**What the task asks:** Write every record out again exactly as given.

**Records supplied:**
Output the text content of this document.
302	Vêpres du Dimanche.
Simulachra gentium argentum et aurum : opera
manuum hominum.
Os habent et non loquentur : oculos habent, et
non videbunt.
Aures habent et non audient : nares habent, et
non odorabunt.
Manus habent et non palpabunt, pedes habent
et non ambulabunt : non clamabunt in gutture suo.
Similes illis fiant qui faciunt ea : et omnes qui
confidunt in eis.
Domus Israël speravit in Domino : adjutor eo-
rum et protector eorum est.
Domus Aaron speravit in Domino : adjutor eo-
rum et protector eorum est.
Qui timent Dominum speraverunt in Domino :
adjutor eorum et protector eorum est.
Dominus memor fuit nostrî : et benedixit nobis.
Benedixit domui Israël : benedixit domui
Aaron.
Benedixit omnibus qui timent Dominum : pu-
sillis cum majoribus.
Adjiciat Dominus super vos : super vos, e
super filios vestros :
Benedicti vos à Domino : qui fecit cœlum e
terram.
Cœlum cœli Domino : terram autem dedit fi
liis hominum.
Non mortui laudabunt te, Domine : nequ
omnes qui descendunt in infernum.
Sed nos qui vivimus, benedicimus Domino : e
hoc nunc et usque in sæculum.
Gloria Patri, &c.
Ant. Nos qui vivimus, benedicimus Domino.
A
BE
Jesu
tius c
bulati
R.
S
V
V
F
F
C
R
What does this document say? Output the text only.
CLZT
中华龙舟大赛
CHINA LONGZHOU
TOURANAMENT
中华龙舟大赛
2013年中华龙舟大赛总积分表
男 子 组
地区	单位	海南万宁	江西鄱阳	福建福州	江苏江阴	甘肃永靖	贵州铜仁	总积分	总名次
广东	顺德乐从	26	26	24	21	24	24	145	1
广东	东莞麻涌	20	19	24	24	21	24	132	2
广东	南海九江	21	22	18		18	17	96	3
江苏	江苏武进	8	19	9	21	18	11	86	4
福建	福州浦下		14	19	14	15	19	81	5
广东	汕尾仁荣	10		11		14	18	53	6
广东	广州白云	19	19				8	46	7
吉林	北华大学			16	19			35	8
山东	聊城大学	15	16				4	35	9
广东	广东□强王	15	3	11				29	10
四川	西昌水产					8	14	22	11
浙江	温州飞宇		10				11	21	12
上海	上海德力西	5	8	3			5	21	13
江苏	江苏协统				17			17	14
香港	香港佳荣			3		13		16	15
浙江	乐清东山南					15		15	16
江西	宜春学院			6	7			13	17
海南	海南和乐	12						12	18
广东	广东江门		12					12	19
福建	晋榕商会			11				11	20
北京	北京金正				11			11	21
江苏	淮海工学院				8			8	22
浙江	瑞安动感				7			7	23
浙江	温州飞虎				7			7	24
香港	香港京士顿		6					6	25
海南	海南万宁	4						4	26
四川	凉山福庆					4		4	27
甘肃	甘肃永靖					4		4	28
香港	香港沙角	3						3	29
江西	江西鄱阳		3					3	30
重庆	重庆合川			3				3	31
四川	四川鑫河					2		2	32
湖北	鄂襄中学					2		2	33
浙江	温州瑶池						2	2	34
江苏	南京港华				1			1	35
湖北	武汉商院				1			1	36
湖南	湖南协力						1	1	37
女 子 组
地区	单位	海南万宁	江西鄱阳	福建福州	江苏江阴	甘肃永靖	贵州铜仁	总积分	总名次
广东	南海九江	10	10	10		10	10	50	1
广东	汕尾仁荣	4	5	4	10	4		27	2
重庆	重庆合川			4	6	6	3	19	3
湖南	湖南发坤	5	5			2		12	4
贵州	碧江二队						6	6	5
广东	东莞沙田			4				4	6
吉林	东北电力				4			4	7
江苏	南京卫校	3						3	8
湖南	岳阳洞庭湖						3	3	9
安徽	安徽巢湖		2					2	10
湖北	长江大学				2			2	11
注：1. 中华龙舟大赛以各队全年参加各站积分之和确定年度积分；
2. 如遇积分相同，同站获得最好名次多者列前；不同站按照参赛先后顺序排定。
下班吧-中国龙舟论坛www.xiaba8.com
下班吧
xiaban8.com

**Answer to the exercise:**
Output the text content of this document.
302	Vêpres du Dimanche.
Simulachra gentium argentum et aurum : opera
manuum hominum.
Os habent et non loquentur : oculos habent, et
non videbunt.
Aures habent et non audient : nares habent, et
non odorabunt.
Manus habent et non palpabunt, pedes habent
et non ambulabunt : non clamabunt in gutture suo.
Similes illis fiant qui faciunt ea : et omnes qui
confidunt in eis.
Domus Israël speravit in Domino : adjutor eo-
rum et protector eorum est.
Domus Aaron speravit in Domino : adjutor eo-
rum et protector eorum est.
Qui timent Dominum speraverunt in Domino :
adjutor eorum et protector eorum est.
Dominus memor fuit nostrî : et benedixit nobis.
Benedixit domui Israël : benedixit domui
Aaron.
Benedixit omnibus qui timent Dominum : pu-
sillis cum majoribus.
Adjiciat Dominus super vos : super vos, e
super filios vestros :
Benedicti vos à Domino : qui fecit cœlum e
terram.
Cœlum cœli Domino : terram autem dedit fi
liis hominum.
Non mortui laudabunt te, Domine : nequ
omnes qui descendunt in infernum.
Sed nos qui vivimus, benedicimus Domino : e
hoc nunc et usque in sæculum.
Gloria Patri, &c.
Ant. Nos qui vivimus, benedicimus Domino.
A
BE
Jesu
tius c
bulati
R.
S
V
V
F
F
C
R
What does this document say? Output the text only.
CLZT
中华龙舟大赛
CHINA LONGZHOU
TOURANAMENT
中华龙舟大赛
2013年中华龙舟大赛总积分表
男 子 组
地区	单位	海南万宁	江西鄱阳	福建福州	江苏江阴	甘肃永靖	贵州铜仁	总积分	总名次
广东	顺德乐从	26	26	24	21	24	24	145	1
广东	东莞麻涌	20	19	24	24	21	24	132	2
广东	南海九江	21	22	18		18	17	96	3
江苏	江苏武进	8	19	9	21	18	11	86	4
福建	福州浦下		14	19	14	15	19	81	5
广东	汕尾仁荣	10		11		14	18	53	6
广东	广州白云	19	19				8	46	7
吉林	北华大学			16	19			35	8
山东	聊城大学	15	16				4	35	9
广东	广东□强王	15	3	11				29	10
四川	西昌水产					8	14	22	11
浙江	温州飞宇		10				11	21	12
上海	上海德力西	5	8	3			5	21	13
江苏	江苏协统				17			17	14
香港	香港佳荣			3		13		16	15
浙江	乐清东山南					15		15	16
江西	宜春学院			6	7			13	17
海南	海南和乐	12						12	18
广东	广东江门		12					12	19
福建	晋榕商会			11				11	20
北京	北京金正				11			11	21
江苏	淮海工学院				8			8	22
浙江	瑞安动感				7			7	23
浙江	温州飞虎				7			7	24
香港	香港京士顿		6					6	25
海南	海南万宁	4						4	26
四川	凉山福庆					4		4	27
甘肃	甘肃永靖					4		4	28
香港	香港沙角	3						3	29
江西	江西鄱阳		3					3	30
重庆	重庆合川			3				3	31
四川	四川鑫河					2		2	32
湖北	鄂襄中学					2		2	33
浙江	温州瑶池						2	2	34
江苏	南京港华				1			1	35
湖北	武汉商院				1			1	36
湖南	湖南协力						1	1	37
女 子 组
地区	单位	海南万宁	江西鄱阳	福建福州	江苏江阴	甘肃永靖	贵州铜仁	总积分	总名次
广东	南海九江	10	10	10		10	10	50	1
广东	汕尾仁荣	4	5	4	10	4		27	2
重庆	重庆合川			4	6	6	3	19	3
湖南	湖南发坤	5	5			2		12	4
贵州	碧江二队						6	6	5
广东	东莞沙田			4				4	6
吉林	东北电力				4			4	7
江苏	南京卫校	3						3	8
湖南	岳阳洞庭湖						3	3	9
安徽	安徽巢湖		2					2	10
湖北	长江大学				2			2	11
注：1. 中华龙舟大赛以各队全年参加各站积分之和确定年度积分；
2. 如遇积分相同，同站获得最好名次多者列前；不同站按照参赛先后顺序排定。
下班吧-中国龙舟论坛www.xiaba8.com
下班吧
xiaban8.com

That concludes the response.